→ Records provided:

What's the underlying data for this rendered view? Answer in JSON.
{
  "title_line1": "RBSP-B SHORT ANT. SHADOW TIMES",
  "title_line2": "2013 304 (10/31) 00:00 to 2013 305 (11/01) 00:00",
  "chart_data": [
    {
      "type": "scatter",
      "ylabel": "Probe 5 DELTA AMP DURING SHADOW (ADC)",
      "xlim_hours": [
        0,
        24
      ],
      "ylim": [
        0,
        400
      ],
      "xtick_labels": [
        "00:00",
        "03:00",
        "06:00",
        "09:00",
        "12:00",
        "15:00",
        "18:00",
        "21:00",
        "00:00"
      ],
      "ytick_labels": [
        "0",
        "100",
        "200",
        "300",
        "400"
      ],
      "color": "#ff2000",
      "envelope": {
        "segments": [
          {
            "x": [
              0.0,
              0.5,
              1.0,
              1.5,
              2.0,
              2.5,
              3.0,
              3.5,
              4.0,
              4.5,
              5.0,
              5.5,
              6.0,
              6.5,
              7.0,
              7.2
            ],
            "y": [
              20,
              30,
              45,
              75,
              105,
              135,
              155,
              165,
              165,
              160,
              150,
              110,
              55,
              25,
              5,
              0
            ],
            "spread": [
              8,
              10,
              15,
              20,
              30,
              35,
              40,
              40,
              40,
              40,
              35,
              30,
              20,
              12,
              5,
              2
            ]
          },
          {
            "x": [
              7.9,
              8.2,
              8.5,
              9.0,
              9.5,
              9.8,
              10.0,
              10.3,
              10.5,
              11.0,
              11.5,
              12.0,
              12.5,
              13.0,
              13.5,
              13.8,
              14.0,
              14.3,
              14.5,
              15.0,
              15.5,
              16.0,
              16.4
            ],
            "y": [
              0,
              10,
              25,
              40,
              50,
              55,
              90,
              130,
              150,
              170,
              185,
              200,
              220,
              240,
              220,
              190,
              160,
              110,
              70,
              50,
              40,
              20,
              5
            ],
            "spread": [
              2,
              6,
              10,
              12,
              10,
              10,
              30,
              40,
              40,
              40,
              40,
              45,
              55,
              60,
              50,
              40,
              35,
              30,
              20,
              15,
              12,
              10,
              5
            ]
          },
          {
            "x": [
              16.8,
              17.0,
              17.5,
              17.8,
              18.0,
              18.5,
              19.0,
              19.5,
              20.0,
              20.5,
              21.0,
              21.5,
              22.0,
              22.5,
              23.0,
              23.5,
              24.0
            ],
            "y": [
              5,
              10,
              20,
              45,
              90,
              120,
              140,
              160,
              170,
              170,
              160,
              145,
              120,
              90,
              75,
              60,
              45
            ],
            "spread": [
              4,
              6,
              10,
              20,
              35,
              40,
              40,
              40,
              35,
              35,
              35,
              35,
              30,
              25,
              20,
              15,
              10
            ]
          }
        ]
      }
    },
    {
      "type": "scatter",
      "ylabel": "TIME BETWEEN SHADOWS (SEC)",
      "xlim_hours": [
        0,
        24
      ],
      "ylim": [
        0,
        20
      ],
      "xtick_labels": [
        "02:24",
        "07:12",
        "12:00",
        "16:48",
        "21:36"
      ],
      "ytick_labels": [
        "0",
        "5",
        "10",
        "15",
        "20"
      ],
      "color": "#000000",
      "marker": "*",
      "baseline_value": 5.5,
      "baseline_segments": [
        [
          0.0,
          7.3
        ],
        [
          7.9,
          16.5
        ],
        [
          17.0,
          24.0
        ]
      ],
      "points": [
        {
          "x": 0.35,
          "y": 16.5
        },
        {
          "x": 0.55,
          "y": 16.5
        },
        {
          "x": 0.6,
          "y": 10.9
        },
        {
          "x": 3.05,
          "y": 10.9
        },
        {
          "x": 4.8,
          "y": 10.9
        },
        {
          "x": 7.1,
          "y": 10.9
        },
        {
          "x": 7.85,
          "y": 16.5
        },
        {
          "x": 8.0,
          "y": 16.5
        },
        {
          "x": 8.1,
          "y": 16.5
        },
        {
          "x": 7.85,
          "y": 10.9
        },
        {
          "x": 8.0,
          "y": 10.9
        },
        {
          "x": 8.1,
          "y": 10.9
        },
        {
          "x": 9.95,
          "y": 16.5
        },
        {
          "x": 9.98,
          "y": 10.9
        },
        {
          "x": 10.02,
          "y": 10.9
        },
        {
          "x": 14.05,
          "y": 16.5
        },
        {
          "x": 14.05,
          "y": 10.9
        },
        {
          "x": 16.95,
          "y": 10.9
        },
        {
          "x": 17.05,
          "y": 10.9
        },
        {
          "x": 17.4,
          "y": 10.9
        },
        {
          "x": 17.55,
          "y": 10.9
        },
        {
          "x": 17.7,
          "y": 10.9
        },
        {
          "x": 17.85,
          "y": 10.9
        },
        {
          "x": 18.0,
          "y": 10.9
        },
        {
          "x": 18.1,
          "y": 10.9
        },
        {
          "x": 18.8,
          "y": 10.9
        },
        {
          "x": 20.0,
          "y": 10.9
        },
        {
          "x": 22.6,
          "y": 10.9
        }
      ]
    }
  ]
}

→ Description of the task: Return the listing above in its exact form.

→ In response:
What's the underlying data for this rendered view? Answer in JSON.
{
  "title_line1": "RBSP-B SHORT ANT. SHADOW TIMES",
  "title_line2": "2013 304 (10/31) 00:00 to 2013 305 (11/01) 00:00",
  "chart_data": [
    {
      "type": "scatter",
      "ylabel": "Probe 5 DELTA AMP DURING SHADOW (ADC)",
      "xlim_hours": [
        0,
        24
      ],
      "ylim": [
        0,
        400
      ],
      "xtick_labels": [
        "00:00",
        "03:00",
        "06:00",
        "09:00",
        "12:00",
        "15:00",
        "18:00",
        "21:00",
        "00:00"
      ],
      "ytick_labels": [
        "0",
        "100",
        "200",
        "300",
        "400"
      ],
      "color": "#ff2000",
      "envelope": {
        "segments": [
          {
            "x": [
              0.0,
              0.5,
              1.0,
              1.5,
              2.0,
              2.5,
              3.0,
              3.5,
              4.0,
              4.5,
              5.0,
              5.5,
              6.0,
              6.5,
              7.0,
              7.2
            ],
            "y": [
              20,
              30,
              45,
              75,
              105,
              135,
              155,
              165,
              165,
              160,
              150,
              110,
              55,
              25,
              5,
              0
            ],
            "spread": [
              8,
              10,
              15,
              20,
              30,
              35,
              40,
              40,
              40,
              40,
              35,
              30,
              20,
              12,
              5,
              2
            ]
          },
          {
            "x": [
              7.9,
              8.2,
              8.5,
              9.0,
              9.5,
              9.8,
              10.0,
              10.3,
              10.5,
              11.0,
              11.5,
              12.0,
              12.5,
              13.0,
              13.5,
              13.8,
              14.0,
              14.3,
              14.5,
              15.0,
              15.5,
              16.0,
              16.4
            ],
            "y": [
              0,
              10,
              25,
              40,
              50,
              55,
              90,
              130,
              150,
              170,
              185,
              200,
              220,
              240,
              220,
              190,
              160,
              110,
              70,
              50,
              40,
              20,
              5
            ],
            "spread": [
              2,
              6,
              10,
              12,
              10,
              10,
              30,
              40,
              40,
              40,
              40,
              45,
              55,
              60,
              50,
              40,
              35,
              30,
              20,
              15,
              12,
              10,
              5
            ]
          },
          {
            "x": [
              16.8,
              17.0,
              17.5,
              17.8,
              18.0,
              18.5,
              19.0,
              19.5,
              20.0,
              20.5,
              21.0,
              21.5,
              22.0,
              22.5,
              23.0,
              23.5,
              24.0
            ],
            "y": [
              5,
              10,
              20,
              45,
              90,
              120,
              140,
              160,
              170,
              170,
              160,
              145,
              120,
              90,
              75,
              60,
              45
            ],
            "spread": [
              4,
              6,
              10,
              20,
              35,
              40,
              40,
              40,
              35,
              35,
              35,
              35,
              30,
              25,
              20,
              15,
              10
            ]
          }
        ]
      }
    },
    {
      "type": "scatter",
      "ylabel": "TIME BETWEEN SHADOWS (SEC)",
      "xlim_hours": [
        0,
        24
      ],
      "ylim": [
        0,
        20
      ],
      "xtick_labels": [
        "02:24",
        "07:12",
        "12:00",
        "16:48",
        "21:36"
      ],
      "ytick_labels": [
        "0",
        "5",
        "10",
        "15",
        "20"
      ],
      "color": "#000000",
      "marker": "*",
      "baseline_value": 5.5,
      "baseline_segments": [
        [
          0.0,
          7.3
        ],
        [
          7.9,
          16.5
        ],
        [
          17.0,
          24.0
        ]
      ],
      "points": [
        {
          "x": 0.35,
          "y": 16.5
        },
        {
          "x": 0.55,
          "y": 16.5
        },
        {
          "x": 0.6,
          "y": 10.9
        },
        {
          "x": 3.05,
          "y": 10.9
        },
        {
          "x": 4.8,
          "y": 10.9
        },
        {
          "x": 7.1,
          "y": 10.9
        },
        {
          "x": 7.85,
          "y": 16.5
        },
        {
          "x": 8.0,
          "y": 16.5
        },
        {
          "x": 8.1,
          "y": 16.5
        },
        {
          "x": 7.85,
          "y": 10.9
        },
        {
          "x": 8.0,
          "y": 10.9
        },
        {
          "x": 8.1,
          "y": 10.9
        },
        {
          "x": 9.95,
          "y": 16.5
        },
        {
          "x": 9.98,
          "y": 10.9
        },
        {
          "x": 10.02,
          "y": 10.9
        },
        {
          "x": 14.05,
          "y": 16.5
        },
        {
          "x": 14.05,
          "y": 10.9
        },
        {
          "x": 16.95,
          "y": 10.9
        },
        {
          "x": 17.05,
          "y": 10.9
        },
        {
          "x": 17.4,
          "y": 10.9
        },
        {
          "x": 17.55,
          "y": 10.9
        },
        {
          "x": 17.7,
          "y": 10.9
        },
        {
          "x": 17.85,
          "y": 10.9
        },
        {
          "x": 18.0,
          "y": 10.9
        },
        {
          "x": 18.1,
          "y": 10.9
        },
        {
          "x": 18.8,
          "y": 10.9
        },
        {
          "x": 20.0,
          "y": 10.9
        },
        {
          "x": 22.6,
          "y": 10.9
        }
      ]
    }
  ]
}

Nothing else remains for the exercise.